- **Task requirements**
List each line of the data that holds the string "bottom".

(Dataset excerpt)
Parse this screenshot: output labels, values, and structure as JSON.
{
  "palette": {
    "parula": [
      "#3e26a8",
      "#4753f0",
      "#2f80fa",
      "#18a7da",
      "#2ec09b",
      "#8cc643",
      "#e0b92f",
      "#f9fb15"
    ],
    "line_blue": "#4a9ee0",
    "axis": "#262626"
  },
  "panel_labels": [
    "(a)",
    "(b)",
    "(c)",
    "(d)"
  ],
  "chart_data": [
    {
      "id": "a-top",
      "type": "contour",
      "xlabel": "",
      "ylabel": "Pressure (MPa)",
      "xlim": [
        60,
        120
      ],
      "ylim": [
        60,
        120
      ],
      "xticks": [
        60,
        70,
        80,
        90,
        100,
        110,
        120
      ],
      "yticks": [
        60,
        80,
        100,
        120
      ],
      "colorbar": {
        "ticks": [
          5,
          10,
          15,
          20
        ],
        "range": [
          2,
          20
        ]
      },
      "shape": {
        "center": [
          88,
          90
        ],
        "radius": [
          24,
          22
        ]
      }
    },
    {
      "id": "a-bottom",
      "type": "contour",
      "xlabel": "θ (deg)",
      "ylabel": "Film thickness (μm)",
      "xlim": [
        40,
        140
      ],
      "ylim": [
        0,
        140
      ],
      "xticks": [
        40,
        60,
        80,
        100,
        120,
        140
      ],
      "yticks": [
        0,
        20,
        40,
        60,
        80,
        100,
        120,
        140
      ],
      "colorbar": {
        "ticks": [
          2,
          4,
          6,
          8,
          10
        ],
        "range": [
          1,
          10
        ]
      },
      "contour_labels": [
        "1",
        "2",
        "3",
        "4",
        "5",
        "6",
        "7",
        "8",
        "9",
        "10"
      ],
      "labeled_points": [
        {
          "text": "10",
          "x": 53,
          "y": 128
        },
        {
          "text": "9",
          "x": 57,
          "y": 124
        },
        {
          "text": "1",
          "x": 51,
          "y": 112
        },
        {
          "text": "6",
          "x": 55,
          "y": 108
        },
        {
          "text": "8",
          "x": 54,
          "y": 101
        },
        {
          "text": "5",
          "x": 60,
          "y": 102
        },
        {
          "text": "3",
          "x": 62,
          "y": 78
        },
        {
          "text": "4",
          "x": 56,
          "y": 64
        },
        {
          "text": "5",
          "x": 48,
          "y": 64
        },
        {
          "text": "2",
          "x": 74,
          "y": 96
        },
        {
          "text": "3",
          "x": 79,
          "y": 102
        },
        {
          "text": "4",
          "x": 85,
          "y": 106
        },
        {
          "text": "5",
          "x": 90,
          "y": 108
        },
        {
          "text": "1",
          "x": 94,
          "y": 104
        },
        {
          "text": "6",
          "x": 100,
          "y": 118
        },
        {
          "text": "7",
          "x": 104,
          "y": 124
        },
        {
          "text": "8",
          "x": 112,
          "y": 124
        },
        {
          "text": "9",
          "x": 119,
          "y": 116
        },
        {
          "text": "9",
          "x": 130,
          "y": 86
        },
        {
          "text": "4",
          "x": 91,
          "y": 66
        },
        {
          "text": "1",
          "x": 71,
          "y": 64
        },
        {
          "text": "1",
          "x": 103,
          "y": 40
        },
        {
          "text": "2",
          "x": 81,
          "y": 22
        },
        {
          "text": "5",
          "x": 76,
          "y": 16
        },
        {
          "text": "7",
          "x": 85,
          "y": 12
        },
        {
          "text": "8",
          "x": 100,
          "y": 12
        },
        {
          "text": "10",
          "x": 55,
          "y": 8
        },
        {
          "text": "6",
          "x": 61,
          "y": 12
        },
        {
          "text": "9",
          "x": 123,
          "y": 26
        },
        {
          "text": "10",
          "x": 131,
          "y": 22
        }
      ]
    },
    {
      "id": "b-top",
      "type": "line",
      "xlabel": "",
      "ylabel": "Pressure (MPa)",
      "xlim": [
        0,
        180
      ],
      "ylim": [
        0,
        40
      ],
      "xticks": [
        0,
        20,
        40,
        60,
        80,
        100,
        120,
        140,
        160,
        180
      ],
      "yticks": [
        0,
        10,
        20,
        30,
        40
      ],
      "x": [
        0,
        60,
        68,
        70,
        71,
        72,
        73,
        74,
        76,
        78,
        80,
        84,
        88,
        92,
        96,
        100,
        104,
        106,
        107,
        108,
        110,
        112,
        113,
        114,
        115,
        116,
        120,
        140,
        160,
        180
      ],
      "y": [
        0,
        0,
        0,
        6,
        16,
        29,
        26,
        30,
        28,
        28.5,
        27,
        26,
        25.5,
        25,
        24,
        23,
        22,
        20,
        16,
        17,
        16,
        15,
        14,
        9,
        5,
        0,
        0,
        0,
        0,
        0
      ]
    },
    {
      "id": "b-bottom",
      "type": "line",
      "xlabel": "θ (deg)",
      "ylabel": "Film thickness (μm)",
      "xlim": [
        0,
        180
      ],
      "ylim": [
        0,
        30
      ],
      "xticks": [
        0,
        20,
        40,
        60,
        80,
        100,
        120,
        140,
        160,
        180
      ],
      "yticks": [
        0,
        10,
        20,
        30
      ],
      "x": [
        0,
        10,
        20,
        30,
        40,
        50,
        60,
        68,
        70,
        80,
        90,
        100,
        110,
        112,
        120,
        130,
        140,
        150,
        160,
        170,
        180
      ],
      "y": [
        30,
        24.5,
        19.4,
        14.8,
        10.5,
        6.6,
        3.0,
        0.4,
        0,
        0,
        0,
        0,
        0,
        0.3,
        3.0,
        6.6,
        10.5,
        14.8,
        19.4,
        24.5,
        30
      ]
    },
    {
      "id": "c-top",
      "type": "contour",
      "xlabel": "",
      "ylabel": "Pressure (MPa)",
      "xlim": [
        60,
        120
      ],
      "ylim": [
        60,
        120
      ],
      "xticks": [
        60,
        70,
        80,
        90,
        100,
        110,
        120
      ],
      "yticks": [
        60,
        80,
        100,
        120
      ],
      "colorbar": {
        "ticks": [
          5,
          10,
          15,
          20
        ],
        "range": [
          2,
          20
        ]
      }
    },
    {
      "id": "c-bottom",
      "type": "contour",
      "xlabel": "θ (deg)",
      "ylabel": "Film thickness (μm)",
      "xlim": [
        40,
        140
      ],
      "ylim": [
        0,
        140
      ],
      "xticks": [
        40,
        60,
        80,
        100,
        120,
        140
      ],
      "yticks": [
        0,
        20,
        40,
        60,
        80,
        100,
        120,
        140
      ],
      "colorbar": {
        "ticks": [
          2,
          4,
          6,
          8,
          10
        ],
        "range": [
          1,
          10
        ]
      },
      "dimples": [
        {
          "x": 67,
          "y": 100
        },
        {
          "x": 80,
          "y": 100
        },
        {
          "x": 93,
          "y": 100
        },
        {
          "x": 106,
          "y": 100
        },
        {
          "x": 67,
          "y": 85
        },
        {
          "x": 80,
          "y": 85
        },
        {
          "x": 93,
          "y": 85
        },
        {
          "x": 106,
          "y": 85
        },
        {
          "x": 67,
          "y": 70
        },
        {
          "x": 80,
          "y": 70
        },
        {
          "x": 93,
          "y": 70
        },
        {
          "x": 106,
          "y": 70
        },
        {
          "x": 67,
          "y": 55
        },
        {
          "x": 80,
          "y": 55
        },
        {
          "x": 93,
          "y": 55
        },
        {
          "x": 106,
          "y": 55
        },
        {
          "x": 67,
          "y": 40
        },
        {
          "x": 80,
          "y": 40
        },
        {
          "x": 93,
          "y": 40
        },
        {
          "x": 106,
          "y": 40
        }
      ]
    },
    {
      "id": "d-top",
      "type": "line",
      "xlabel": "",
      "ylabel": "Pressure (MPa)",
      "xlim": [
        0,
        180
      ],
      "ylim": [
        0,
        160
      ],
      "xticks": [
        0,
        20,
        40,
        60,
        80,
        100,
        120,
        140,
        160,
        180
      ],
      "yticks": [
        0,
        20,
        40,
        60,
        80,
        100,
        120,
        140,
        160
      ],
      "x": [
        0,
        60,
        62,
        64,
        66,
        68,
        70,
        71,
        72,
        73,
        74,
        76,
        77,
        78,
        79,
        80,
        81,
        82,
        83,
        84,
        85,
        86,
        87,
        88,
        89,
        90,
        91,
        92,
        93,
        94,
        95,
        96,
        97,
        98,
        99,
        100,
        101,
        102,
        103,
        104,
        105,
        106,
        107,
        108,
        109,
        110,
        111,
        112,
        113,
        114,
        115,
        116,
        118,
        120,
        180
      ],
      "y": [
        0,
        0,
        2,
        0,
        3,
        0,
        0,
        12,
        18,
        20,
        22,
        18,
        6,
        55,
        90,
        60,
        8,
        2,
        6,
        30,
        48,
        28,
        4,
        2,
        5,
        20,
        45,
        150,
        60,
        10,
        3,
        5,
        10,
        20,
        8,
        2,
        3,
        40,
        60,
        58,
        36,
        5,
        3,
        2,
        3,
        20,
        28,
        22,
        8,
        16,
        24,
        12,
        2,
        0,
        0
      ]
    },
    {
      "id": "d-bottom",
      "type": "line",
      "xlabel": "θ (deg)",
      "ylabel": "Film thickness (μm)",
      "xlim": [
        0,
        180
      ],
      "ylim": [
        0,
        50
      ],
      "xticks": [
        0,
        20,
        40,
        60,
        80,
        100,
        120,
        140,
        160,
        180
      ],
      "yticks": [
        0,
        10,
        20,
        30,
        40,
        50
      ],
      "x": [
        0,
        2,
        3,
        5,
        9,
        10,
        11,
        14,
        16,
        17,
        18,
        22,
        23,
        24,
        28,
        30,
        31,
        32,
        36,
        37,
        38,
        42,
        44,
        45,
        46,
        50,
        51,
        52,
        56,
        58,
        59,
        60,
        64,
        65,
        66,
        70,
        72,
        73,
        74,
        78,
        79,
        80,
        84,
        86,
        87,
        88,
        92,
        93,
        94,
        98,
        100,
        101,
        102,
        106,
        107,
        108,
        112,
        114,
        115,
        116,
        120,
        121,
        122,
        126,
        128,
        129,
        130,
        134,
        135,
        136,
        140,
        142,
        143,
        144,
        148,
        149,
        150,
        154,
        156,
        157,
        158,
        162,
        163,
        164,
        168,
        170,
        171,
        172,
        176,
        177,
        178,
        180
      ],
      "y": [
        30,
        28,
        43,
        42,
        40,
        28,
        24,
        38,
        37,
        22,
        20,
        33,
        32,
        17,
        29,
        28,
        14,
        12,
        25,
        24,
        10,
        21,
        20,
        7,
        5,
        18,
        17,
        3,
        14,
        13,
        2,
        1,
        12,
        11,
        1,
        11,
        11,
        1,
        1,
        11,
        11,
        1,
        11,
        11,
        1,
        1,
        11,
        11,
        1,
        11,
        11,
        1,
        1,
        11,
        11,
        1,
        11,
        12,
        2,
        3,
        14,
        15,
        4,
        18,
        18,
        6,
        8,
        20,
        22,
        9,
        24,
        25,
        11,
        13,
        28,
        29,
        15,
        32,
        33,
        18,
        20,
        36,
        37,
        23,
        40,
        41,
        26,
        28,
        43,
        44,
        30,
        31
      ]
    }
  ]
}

- **Finished exercise**
      "id": "a-bottom",
      "id": "b-bottom",
      "id": "c-bottom",
      "id": "d-bottom",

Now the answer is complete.